- **AVAILABLE DATA**:

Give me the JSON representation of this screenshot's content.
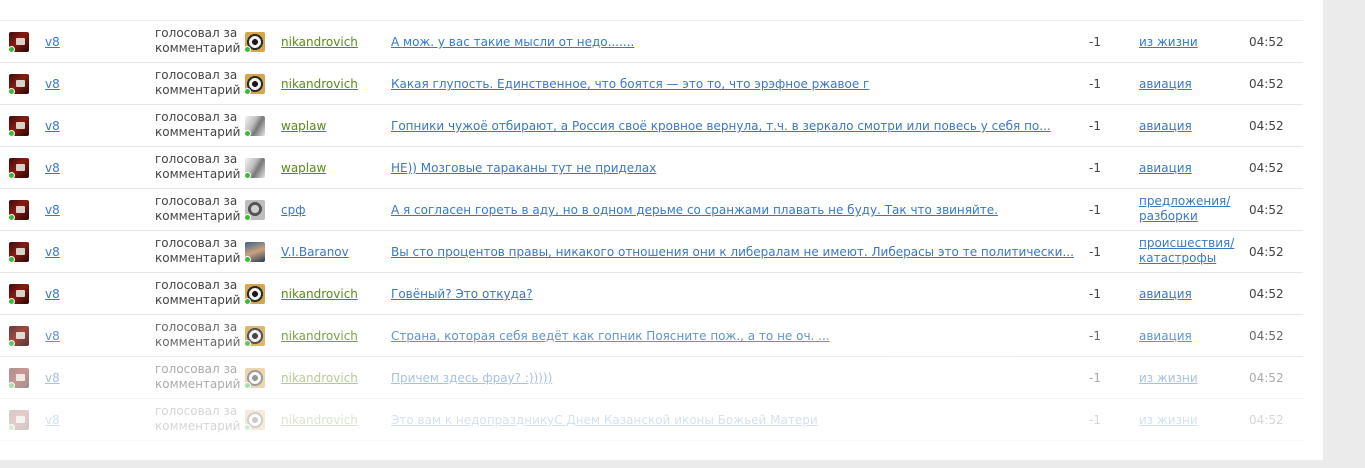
{
  "feed": {
    "rows": [
      {
        "user": "v8",
        "action": "голосовал за комментарий",
        "author": "nikandrovich",
        "author_color": "#5a8a1a",
        "author_avatar": "nikandrovich-avatar",
        "comment": "А мож. у вас такие мысли от недо.......",
        "score": "-1",
        "category": [
          "из жизни"
        ],
        "time": "04:52",
        "opacity": 1
      },
      {
        "user": "v8",
        "action": "голосовал за комментарий",
        "author": "nikandrovich",
        "author_color": "#5a8a1a",
        "author_avatar": "nikandrovich-avatar",
        "comment": "Какая глупость. Единственное, что боятся — это то, что эрэфное ржавое г",
        "score": "-1",
        "category": [
          "авиация"
        ],
        "time": "04:52",
        "opacity": 1
      },
      {
        "user": "v8",
        "action": "голосовал за комментарий",
        "author": "waplaw",
        "author_color": "#5a8a1a",
        "author_avatar": "waplaw-avatar",
        "comment": "Гопники чужоё отбирают, а Россия своё кровное вернула, т.ч. в зеркало смотри или повесь у себя по...",
        "score": "-1",
        "category": [
          "авиация"
        ],
        "time": "04:52",
        "opacity": 1
      },
      {
        "user": "v8",
        "action": "голосовал за комментарий",
        "author": "waplaw",
        "author_color": "#5a8a1a",
        "author_avatar": "waplaw-avatar",
        "comment": "НЕ)) Мозговые тараканы тут не приделах",
        "score": "-1",
        "category": [
          "авиация"
        ],
        "time": "04:52",
        "opacity": 1
      },
      {
        "user": "v8",
        "action": "голосовал за комментарий",
        "author": "срф",
        "author_color": "#3b78c4",
        "author_avatar": "srf-avatar",
        "comment": "А я согласен гореть в аду, но в одном дерьме со сранжами плавать не буду. Так что звиняйте.",
        "score": "-1",
        "category": [
          "предложения/",
          "разборки"
        ],
        "time": "04:52",
        "opacity": 1
      },
      {
        "user": "v8",
        "action": "голосовал за комментарий",
        "author": "V.I.Baranov",
        "author_color": "#3b78c4",
        "author_avatar": "baranov-avatar",
        "comment": "Вы сто процентов  правы, никакого отношения они к либералам не имеют. Либерасы это те политически...",
        "score": "-1",
        "category": [
          "происшествия/",
          "катастрофы"
        ],
        "time": "04:52",
        "opacity": 1
      },
      {
        "user": "v8",
        "action": "голосовал за комментарий",
        "author": "nikandrovich",
        "author_color": "#5a8a1a",
        "author_avatar": "nikandrovich-avatar",
        "comment": "Говёный? Это откуда?",
        "score": "-1",
        "category": [
          "авиация"
        ],
        "time": "04:52",
        "opacity": 1
      },
      {
        "user": "v8",
        "action": "голосовал за комментарий",
        "author": "nikandrovich",
        "author_color": "#5a8a1a",
        "author_avatar": "nikandrovich-avatar",
        "comment": "Страна, которая себя ведёт как гопник Поясните пож., а то не оч. ...",
        "score": "-1",
        "category": [
          "авиация"
        ],
        "time": "04:52",
        "opacity": 0.8
      },
      {
        "user": "v8",
        "action": "голосовал за комментарий",
        "author": "nikandrovich",
        "author_color": "#5a8a1a",
        "author_avatar": "nikandrovich-avatar",
        "comment": "Причем здесь фрау? :)))))",
        "score": "-1",
        "category": [
          "из жизни"
        ],
        "time": "04:52",
        "opacity": 0.45
      },
      {
        "user": "v8",
        "action": "голосовал за комментарий",
        "author": "nikandrovich",
        "author_color": "#5a8a1a",
        "author_avatar": "nikandrovich-avatar",
        "comment": "Это вам к недопраздникуС Днем Казанской иконы Божьей Матери",
        "score": "-1",
        "category": [
          "из жизни"
        ],
        "time": "04:52",
        "opacity": 0.22
      }
    ]
  }
}
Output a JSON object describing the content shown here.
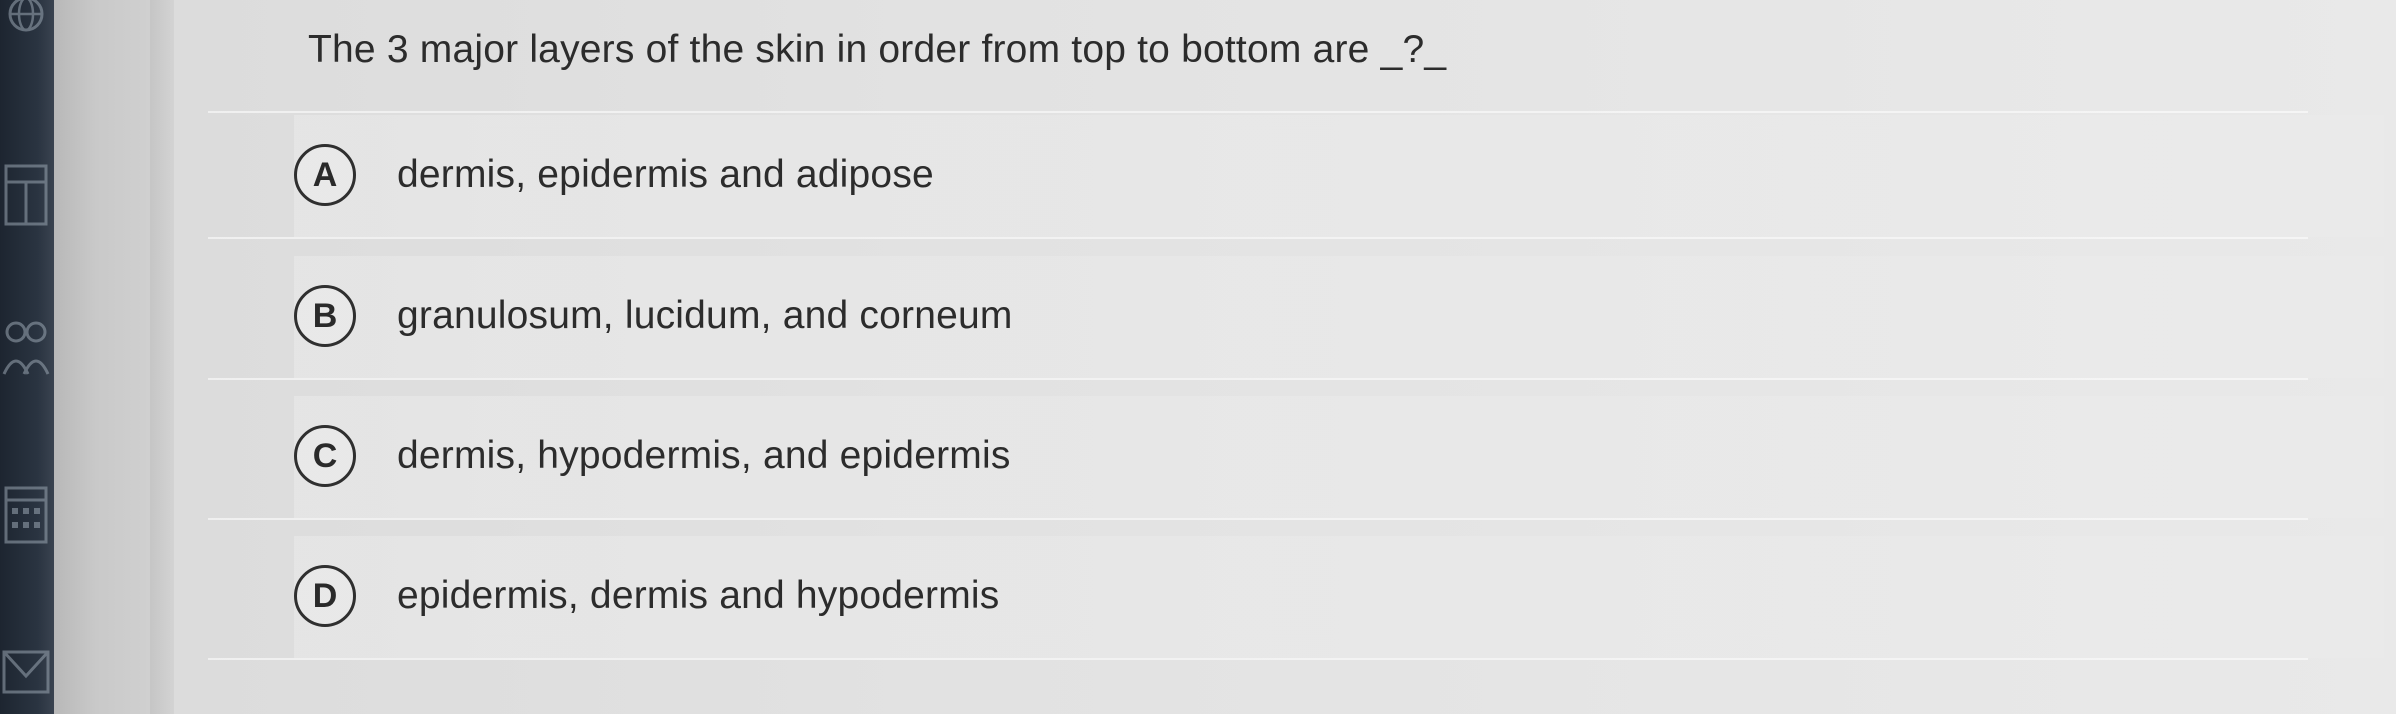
{
  "question": {
    "text": "The 3 major layers of the skin in order from top to bottom are _?_"
  },
  "options": [
    {
      "letter": "A",
      "text": "dermis, epidermis and adipose"
    },
    {
      "letter": "B",
      "text": "granulosum, lucidum, and corneum"
    },
    {
      "letter": "C",
      "text": "dermis, hypodermis, and epidermis"
    },
    {
      "letter": "D",
      "text": "epidermis, dermis and hypodermis"
    }
  ],
  "sidebar": {
    "icons": [
      "globe-icon",
      "book-icon",
      "people-icon",
      "calendar-icon",
      "mail-icon"
    ]
  },
  "colors": {
    "sidebar": "#1d2530",
    "text": "#2c2c2c",
    "page_background": "#e4e4e4"
  }
}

- **OBJECTIVE**:
Where a line of the records above holds the word "себя", copy that line.

- **RESPONSE TO THIS TASK**:
        "comment": "Гопники чужоё отбирают, а Россия своё кровное вернула, т.ч. в зеркало смотри или повесь у себя по...",
        "comment": "Страна, которая себя ведёт как гопник Поясните пож., а то не оч. ...",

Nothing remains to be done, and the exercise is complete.